Return all of the entries word for word, but omit the pictures they contain.

BEGIN ROWS

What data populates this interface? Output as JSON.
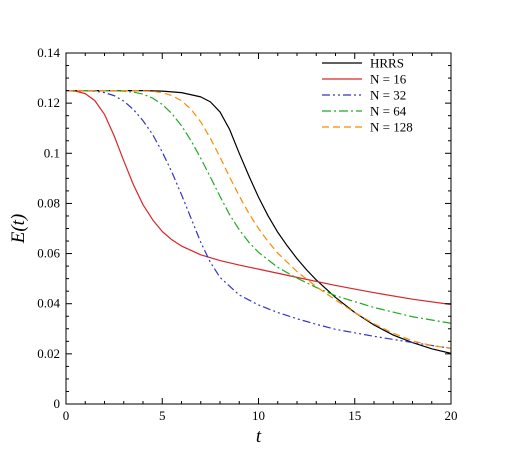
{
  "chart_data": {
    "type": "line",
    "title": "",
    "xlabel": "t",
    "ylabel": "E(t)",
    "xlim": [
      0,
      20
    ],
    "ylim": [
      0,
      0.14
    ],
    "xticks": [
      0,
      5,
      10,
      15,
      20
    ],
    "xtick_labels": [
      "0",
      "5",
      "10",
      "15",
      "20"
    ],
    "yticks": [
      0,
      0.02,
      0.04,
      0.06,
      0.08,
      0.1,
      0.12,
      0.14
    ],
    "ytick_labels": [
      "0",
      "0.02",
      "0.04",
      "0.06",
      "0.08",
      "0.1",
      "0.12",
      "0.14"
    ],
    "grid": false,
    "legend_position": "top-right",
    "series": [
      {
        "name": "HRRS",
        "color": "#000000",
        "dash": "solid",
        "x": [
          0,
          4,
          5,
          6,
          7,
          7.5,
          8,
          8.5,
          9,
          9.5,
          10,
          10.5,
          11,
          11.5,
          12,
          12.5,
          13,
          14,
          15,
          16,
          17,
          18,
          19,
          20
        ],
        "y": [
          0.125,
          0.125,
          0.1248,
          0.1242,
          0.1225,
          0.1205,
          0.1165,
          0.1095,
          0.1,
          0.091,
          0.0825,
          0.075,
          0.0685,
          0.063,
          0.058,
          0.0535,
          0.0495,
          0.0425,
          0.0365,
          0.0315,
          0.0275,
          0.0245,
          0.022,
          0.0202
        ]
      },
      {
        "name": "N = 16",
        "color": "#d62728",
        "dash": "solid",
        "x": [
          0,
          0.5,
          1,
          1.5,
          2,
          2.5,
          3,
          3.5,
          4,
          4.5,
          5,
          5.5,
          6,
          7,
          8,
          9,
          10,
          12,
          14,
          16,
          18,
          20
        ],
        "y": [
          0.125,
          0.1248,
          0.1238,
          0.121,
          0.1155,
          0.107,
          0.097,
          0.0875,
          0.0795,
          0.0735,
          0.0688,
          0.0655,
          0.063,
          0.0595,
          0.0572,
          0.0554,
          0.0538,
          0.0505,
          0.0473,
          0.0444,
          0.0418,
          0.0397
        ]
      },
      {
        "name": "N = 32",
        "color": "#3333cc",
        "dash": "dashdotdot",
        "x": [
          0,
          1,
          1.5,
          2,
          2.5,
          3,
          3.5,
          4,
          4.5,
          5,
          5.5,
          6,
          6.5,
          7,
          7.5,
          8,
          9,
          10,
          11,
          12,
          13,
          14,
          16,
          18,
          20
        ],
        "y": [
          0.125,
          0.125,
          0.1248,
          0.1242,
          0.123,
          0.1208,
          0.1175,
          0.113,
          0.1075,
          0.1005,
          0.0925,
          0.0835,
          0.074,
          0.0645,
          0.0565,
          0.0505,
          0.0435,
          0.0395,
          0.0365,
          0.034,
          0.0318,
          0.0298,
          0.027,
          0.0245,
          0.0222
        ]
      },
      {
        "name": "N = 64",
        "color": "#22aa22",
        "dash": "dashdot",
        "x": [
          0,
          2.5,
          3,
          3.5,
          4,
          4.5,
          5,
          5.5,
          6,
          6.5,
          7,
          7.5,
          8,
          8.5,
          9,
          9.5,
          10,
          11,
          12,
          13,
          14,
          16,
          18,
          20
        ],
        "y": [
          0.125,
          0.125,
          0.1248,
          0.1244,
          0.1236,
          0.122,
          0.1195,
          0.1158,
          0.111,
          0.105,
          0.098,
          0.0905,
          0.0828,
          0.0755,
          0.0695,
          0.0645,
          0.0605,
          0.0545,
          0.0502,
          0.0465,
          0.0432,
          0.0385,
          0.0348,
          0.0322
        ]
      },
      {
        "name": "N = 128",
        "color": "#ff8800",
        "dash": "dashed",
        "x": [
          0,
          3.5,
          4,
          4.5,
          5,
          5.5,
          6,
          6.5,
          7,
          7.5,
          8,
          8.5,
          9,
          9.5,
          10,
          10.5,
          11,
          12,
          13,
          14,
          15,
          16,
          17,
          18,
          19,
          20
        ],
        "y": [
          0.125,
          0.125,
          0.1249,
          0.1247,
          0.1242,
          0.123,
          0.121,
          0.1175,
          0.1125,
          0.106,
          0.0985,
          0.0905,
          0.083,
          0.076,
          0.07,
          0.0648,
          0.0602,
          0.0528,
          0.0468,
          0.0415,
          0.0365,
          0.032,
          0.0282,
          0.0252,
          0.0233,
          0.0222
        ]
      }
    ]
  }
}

END ROWS

WORKED SOLUTION:
What data populates this interface? Output as JSON.
{
  "chart_data": {
    "type": "line",
    "title": "",
    "xlabel": "t",
    "ylabel": "E(t)",
    "xlim": [
      0,
      20
    ],
    "ylim": [
      0,
      0.14
    ],
    "xticks": [
      0,
      5,
      10,
      15,
      20
    ],
    "xtick_labels": [
      "0",
      "5",
      "10",
      "15",
      "20"
    ],
    "yticks": [
      0,
      0.02,
      0.04,
      0.06,
      0.08,
      0.1,
      0.12,
      0.14
    ],
    "ytick_labels": [
      "0",
      "0.02",
      "0.04",
      "0.06",
      "0.08",
      "0.1",
      "0.12",
      "0.14"
    ],
    "grid": false,
    "legend_position": "top-right",
    "series": [
      {
        "name": "HRRS",
        "color": "#000000",
        "dash": "solid",
        "x": [
          0,
          4,
          5,
          6,
          7,
          7.5,
          8,
          8.5,
          9,
          9.5,
          10,
          10.5,
          11,
          11.5,
          12,
          12.5,
          13,
          14,
          15,
          16,
          17,
          18,
          19,
          20
        ],
        "y": [
          0.125,
          0.125,
          0.1248,
          0.1242,
          0.1225,
          0.1205,
          0.1165,
          0.1095,
          0.1,
          0.091,
          0.0825,
          0.075,
          0.0685,
          0.063,
          0.058,
          0.0535,
          0.0495,
          0.0425,
          0.0365,
          0.0315,
          0.0275,
          0.0245,
          0.022,
          0.0202
        ]
      },
      {
        "name": "N = 16",
        "color": "#d62728",
        "dash": "solid",
        "x": [
          0,
          0.5,
          1,
          1.5,
          2,
          2.5,
          3,
          3.5,
          4,
          4.5,
          5,
          5.5,
          6,
          7,
          8,
          9,
          10,
          12,
          14,
          16,
          18,
          20
        ],
        "y": [
          0.125,
          0.1248,
          0.1238,
          0.121,
          0.1155,
          0.107,
          0.097,
          0.0875,
          0.0795,
          0.0735,
          0.0688,
          0.0655,
          0.063,
          0.0595,
          0.0572,
          0.0554,
          0.0538,
          0.0505,
          0.0473,
          0.0444,
          0.0418,
          0.0397
        ]
      },
      {
        "name": "N = 32",
        "color": "#3333cc",
        "dash": "dashdotdot",
        "x": [
          0,
          1,
          1.5,
          2,
          2.5,
          3,
          3.5,
          4,
          4.5,
          5,
          5.5,
          6,
          6.5,
          7,
          7.5,
          8,
          9,
          10,
          11,
          12,
          13,
          14,
          16,
          18,
          20
        ],
        "y": [
          0.125,
          0.125,
          0.1248,
          0.1242,
          0.123,
          0.1208,
          0.1175,
          0.113,
          0.1075,
          0.1005,
          0.0925,
          0.0835,
          0.074,
          0.0645,
          0.0565,
          0.0505,
          0.0435,
          0.0395,
          0.0365,
          0.034,
          0.0318,
          0.0298,
          0.027,
          0.0245,
          0.0222
        ]
      },
      {
        "name": "N = 64",
        "color": "#22aa22",
        "dash": "dashdot",
        "x": [
          0,
          2.5,
          3,
          3.5,
          4,
          4.5,
          5,
          5.5,
          6,
          6.5,
          7,
          7.5,
          8,
          8.5,
          9,
          9.5,
          10,
          11,
          12,
          13,
          14,
          16,
          18,
          20
        ],
        "y": [
          0.125,
          0.125,
          0.1248,
          0.1244,
          0.1236,
          0.122,
          0.1195,
          0.1158,
          0.111,
          0.105,
          0.098,
          0.0905,
          0.0828,
          0.0755,
          0.0695,
          0.0645,
          0.0605,
          0.0545,
          0.0502,
          0.0465,
          0.0432,
          0.0385,
          0.0348,
          0.0322
        ]
      },
      {
        "name": "N = 128",
        "color": "#ff8800",
        "dash": "dashed",
        "x": [
          0,
          3.5,
          4,
          4.5,
          5,
          5.5,
          6,
          6.5,
          7,
          7.5,
          8,
          8.5,
          9,
          9.5,
          10,
          10.5,
          11,
          12,
          13,
          14,
          15,
          16,
          17,
          18,
          19,
          20
        ],
        "y": [
          0.125,
          0.125,
          0.1249,
          0.1247,
          0.1242,
          0.123,
          0.121,
          0.1175,
          0.1125,
          0.106,
          0.0985,
          0.0905,
          0.083,
          0.076,
          0.07,
          0.0648,
          0.0602,
          0.0528,
          0.0468,
          0.0415,
          0.0365,
          0.032,
          0.0282,
          0.0252,
          0.0233,
          0.0222
        ]
      }
    ]
  }
}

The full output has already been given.